**Given request**: Search the data for the word "running" and copy every line where it occurs.

(Extracted data entries)
[BEGIN]

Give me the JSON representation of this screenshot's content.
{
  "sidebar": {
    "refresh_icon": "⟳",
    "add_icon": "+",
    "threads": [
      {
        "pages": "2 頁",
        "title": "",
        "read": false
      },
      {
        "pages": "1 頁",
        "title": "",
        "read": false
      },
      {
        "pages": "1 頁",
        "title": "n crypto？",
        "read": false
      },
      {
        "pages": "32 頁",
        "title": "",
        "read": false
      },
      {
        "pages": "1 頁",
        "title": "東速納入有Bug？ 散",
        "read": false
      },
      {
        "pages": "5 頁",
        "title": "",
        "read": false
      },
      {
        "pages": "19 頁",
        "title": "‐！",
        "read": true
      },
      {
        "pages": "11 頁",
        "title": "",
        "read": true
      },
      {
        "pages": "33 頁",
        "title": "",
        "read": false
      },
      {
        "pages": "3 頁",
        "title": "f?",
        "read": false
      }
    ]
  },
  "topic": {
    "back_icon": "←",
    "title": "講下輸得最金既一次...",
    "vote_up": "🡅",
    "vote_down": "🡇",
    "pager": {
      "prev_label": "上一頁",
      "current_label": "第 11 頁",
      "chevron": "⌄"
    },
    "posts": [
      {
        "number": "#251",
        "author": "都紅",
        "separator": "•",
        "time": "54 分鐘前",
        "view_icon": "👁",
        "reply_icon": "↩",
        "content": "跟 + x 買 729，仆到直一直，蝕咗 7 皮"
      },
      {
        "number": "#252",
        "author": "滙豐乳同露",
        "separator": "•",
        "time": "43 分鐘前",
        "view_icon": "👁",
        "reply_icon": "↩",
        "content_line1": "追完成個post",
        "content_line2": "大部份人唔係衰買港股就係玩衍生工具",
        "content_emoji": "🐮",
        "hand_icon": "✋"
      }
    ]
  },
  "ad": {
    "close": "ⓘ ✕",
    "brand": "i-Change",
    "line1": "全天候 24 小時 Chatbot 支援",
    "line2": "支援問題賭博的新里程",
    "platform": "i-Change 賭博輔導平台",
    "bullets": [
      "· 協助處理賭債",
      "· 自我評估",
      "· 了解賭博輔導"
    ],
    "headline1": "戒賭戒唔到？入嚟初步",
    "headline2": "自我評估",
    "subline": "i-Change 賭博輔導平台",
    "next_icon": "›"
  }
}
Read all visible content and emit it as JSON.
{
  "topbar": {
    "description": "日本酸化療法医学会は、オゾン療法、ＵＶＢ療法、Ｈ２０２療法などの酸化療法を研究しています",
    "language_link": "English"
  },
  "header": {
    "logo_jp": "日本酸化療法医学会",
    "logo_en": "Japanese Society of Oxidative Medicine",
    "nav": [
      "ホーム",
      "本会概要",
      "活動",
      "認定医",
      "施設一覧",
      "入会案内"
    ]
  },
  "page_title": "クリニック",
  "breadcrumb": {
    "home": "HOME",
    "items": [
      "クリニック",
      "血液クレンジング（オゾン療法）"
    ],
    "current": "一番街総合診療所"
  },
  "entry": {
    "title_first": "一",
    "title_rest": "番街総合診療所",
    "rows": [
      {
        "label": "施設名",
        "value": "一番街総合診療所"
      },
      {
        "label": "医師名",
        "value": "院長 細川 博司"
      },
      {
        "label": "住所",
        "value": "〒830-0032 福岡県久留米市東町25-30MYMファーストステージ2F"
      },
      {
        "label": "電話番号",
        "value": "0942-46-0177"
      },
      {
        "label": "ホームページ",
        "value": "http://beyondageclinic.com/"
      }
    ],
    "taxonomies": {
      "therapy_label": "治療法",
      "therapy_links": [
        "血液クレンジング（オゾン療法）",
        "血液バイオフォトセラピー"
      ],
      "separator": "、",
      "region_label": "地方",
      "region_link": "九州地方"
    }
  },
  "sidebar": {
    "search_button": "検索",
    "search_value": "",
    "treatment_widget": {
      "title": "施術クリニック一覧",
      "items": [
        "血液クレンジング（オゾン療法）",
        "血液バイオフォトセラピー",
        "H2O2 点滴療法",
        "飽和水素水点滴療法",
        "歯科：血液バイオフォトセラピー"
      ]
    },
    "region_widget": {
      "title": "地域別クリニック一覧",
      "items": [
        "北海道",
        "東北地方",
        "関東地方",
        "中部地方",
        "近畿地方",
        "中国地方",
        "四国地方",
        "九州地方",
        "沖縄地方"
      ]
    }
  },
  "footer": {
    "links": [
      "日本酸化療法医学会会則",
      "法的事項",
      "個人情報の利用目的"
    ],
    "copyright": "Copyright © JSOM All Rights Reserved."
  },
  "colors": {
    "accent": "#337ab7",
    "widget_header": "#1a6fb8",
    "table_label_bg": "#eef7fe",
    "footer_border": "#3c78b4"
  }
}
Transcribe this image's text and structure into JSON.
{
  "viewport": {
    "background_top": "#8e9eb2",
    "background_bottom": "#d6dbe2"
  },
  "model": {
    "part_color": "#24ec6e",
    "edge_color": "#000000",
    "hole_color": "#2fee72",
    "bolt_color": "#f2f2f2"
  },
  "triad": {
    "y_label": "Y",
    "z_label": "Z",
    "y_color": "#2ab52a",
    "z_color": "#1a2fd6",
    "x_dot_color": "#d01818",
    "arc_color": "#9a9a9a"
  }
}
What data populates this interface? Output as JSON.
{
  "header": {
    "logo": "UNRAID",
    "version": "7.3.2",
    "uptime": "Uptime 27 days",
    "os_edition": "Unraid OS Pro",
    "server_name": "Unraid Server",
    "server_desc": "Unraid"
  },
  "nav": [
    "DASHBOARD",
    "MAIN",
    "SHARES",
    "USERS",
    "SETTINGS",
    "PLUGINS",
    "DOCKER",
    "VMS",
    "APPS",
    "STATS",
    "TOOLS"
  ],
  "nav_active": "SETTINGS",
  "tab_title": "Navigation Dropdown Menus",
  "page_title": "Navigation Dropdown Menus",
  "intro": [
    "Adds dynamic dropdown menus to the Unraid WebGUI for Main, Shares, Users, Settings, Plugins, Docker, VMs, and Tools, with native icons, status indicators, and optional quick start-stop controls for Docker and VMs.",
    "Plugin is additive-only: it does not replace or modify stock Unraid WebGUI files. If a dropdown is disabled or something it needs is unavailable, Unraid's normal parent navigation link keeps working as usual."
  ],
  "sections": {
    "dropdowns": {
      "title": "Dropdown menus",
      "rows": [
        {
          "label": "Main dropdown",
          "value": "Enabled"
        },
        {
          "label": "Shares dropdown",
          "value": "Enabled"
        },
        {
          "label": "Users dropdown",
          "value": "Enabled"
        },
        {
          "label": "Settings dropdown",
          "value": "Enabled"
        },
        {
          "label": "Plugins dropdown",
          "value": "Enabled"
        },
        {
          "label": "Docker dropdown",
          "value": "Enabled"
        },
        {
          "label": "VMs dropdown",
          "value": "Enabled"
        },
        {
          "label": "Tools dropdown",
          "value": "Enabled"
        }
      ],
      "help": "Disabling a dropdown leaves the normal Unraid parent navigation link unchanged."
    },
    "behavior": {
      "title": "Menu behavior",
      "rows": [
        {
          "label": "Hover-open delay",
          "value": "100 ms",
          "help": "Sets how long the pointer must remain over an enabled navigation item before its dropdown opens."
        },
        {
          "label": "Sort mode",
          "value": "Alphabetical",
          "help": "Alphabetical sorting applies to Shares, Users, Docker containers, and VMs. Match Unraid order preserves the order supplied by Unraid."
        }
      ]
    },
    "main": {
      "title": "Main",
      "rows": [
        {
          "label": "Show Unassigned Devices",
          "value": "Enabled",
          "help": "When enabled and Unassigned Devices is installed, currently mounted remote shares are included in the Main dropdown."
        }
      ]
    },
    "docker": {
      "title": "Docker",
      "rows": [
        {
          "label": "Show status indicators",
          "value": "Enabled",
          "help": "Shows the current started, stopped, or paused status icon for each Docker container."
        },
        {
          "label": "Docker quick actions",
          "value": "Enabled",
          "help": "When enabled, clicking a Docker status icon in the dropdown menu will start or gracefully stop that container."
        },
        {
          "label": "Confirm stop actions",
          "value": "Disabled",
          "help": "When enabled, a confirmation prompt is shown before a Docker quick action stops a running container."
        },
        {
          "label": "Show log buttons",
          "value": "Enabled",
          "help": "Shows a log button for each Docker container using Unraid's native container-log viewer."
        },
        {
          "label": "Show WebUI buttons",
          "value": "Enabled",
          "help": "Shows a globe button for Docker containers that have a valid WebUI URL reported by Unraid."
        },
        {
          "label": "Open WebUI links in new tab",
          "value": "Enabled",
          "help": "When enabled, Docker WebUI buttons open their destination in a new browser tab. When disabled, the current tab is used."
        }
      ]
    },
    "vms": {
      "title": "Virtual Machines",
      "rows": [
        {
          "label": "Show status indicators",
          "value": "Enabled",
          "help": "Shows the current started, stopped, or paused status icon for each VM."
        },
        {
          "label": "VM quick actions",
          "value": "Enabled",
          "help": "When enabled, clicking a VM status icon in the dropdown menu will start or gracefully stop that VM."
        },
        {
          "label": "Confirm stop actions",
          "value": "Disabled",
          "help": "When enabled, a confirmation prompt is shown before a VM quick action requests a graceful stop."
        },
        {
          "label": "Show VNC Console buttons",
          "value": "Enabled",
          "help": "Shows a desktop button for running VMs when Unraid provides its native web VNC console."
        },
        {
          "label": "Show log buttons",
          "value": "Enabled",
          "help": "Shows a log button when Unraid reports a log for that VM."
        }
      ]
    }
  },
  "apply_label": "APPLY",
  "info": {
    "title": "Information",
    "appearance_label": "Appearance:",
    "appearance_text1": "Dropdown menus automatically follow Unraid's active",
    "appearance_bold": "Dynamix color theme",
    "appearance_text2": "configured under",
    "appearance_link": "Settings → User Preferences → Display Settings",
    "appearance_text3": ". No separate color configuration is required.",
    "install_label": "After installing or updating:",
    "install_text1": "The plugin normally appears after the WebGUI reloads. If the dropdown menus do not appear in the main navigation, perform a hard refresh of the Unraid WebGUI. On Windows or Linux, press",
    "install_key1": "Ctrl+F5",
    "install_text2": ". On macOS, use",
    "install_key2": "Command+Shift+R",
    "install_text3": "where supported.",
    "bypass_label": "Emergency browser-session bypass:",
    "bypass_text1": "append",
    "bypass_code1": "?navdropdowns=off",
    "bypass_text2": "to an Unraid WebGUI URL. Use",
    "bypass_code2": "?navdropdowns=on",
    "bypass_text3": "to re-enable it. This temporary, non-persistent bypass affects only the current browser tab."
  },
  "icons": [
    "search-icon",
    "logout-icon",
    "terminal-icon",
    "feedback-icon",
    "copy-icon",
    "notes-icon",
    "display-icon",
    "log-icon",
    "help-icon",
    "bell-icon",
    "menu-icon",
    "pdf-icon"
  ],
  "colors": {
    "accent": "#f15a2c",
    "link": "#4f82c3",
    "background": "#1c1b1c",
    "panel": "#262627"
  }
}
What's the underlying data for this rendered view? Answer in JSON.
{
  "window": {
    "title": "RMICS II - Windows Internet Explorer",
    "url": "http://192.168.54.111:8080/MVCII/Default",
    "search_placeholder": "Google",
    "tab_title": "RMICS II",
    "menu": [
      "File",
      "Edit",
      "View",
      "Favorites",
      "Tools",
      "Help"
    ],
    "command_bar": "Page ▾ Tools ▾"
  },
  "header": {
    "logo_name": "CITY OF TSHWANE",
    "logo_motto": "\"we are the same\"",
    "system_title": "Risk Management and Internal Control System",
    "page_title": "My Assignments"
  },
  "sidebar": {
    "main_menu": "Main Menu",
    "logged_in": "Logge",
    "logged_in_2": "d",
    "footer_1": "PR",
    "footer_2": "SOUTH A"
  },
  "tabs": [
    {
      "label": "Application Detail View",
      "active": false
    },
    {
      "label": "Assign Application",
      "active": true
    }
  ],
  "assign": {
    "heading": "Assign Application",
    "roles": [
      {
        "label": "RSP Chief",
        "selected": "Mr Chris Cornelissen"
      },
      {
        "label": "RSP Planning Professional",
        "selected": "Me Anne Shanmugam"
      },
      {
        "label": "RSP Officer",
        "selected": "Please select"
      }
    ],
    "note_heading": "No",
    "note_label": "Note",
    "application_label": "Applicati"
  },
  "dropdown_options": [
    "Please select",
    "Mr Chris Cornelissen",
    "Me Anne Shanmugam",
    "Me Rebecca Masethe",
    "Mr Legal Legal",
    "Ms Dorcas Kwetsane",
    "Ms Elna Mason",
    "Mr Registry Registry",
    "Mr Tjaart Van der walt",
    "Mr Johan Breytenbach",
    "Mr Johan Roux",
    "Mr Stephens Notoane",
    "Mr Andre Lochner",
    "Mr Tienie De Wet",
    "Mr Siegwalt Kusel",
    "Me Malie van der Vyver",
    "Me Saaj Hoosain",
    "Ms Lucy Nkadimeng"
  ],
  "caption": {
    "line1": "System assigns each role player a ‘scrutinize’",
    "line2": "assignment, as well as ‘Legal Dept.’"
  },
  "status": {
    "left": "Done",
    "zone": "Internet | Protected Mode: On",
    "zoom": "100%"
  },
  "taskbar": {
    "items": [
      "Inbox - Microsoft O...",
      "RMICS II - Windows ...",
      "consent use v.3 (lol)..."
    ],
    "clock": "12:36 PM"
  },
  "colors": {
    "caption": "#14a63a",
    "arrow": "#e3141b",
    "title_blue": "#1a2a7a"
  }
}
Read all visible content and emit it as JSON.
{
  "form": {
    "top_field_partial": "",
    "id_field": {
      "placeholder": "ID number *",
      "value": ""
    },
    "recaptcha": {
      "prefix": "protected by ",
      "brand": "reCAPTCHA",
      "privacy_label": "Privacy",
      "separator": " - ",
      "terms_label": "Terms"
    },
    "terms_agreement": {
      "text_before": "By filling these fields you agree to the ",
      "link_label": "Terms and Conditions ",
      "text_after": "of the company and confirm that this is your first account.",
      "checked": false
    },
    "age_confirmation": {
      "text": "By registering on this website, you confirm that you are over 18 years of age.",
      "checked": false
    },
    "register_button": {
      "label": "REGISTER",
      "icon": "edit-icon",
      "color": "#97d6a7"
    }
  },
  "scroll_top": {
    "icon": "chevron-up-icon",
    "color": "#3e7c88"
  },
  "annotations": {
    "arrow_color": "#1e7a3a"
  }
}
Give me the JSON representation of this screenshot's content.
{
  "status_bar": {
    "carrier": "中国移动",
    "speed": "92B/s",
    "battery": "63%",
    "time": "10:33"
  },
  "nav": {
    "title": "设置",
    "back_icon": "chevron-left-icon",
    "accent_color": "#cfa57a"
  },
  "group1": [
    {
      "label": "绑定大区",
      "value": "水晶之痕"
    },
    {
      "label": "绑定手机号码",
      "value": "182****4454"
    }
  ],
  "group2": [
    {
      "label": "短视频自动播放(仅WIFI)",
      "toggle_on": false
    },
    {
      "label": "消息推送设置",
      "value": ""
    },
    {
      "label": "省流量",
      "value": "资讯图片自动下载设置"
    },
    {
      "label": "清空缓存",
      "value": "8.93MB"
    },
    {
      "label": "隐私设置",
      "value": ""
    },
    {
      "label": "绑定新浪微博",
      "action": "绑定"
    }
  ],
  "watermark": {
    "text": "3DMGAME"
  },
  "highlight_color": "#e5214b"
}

[END]

**Result**:
          "help": "When enabled, a confirmation prompt is shown before a Docker quick action stops a running container."
          "help": "Shows a desktop button for running VMs when Unraid provides its native web VNC console."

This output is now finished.